TASK BRIEF: Rewrite the records below, changing every "more-dot-icon" to "ellipsis-dot-icon" and leaving everything else untouched.

TASK MATERIAL:
_____
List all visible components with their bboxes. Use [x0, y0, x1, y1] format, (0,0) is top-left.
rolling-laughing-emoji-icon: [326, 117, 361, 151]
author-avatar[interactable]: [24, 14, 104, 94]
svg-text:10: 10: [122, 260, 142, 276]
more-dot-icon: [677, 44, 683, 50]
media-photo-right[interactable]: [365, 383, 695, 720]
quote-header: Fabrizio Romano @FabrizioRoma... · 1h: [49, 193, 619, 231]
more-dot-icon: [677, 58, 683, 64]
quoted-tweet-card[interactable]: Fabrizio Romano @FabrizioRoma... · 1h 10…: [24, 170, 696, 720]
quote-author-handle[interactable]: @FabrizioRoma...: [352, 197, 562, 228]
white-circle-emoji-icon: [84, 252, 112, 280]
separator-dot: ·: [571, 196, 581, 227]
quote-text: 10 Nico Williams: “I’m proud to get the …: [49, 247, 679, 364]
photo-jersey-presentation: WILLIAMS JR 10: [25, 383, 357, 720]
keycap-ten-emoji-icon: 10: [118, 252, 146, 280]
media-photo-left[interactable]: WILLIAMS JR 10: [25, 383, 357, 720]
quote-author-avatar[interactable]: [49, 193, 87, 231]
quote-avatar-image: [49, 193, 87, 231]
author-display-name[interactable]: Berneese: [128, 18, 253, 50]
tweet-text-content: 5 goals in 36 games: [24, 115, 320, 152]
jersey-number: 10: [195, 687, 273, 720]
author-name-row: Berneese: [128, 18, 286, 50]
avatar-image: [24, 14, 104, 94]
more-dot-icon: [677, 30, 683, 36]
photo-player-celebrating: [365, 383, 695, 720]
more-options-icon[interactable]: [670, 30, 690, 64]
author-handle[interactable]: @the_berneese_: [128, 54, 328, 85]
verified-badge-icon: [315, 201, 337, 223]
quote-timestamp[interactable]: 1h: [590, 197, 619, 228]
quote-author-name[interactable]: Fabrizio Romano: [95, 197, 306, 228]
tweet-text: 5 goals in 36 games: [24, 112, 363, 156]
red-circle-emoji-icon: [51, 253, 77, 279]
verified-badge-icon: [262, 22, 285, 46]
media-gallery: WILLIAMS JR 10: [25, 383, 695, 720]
_____
ANSWER BELOW:
List all visible components with their bboxes. Use [x0, y0, x1, y1] format, (0,0) is top-left.
rolling-laughing-emoji-icon: [326, 117, 361, 151]
author-avatar[interactable]: [24, 14, 104, 94]
svg-text:10: 10: [122, 260, 142, 276]
ellipsis-dot-icon: [677, 44, 683, 50]
media-photo-right[interactable]: [365, 383, 695, 720]
quote-header: Fabrizio Romano @FabrizioRoma... · 1h: [49, 193, 619, 231]
ellipsis-dot-icon: [677, 58, 683, 64]
quoted-tweet-card[interactable]: Fabrizio Romano @FabrizioRoma... · 1h 10…: [24, 170, 696, 720]
quote-author-handle[interactable]: @FabrizioRoma...: [352, 197, 562, 228]
white-circle-emoji-icon: [84, 252, 112, 280]
separator-dot: ·: [571, 196, 581, 227]
quote-text: 10 Nico Williams: “I’m proud to get the …: [49, 247, 679, 364]
photo-jersey-presentation: WILLIAMS JR 10: [25, 383, 357, 720]
keycap-ten-emoji-icon: 10: [118, 252, 146, 280]
media-photo-left[interactable]: WILLIAMS JR 10: [25, 383, 357, 720]
quote-author-avatar[interactable]: [49, 193, 87, 231]
quote-avatar-image: [49, 193, 87, 231]
author-display-name[interactable]: Berneese: [128, 18, 253, 50]
tweet-text-content: 5 goals in 36 games: [24, 115, 320, 152]
jersey-number: 10: [195, 687, 273, 720]
author-name-row: Berneese: [128, 18, 286, 50]
avatar-image: [24, 14, 104, 94]
ellipsis-dot-icon: [677, 30, 683, 36]
photo-player-celebrating: [365, 383, 695, 720]
more-options-icon[interactable]: [670, 30, 690, 64]
author-handle[interactable]: @the_berneese_: [128, 54, 328, 85]
verified-badge-icon: [315, 201, 337, 223]
quote-timestamp[interactable]: 1h: [590, 197, 619, 228]
quote-author-name[interactable]: Fabrizio Romano: [95, 197, 306, 228]
tweet-text: 5 goals in 36 games: [24, 112, 363, 156]
red-circle-emoji-icon: [51, 253, 77, 279]
verified-badge-icon: [262, 22, 285, 46]
media-gallery: WILLIAMS JR 10: [25, 383, 695, 720]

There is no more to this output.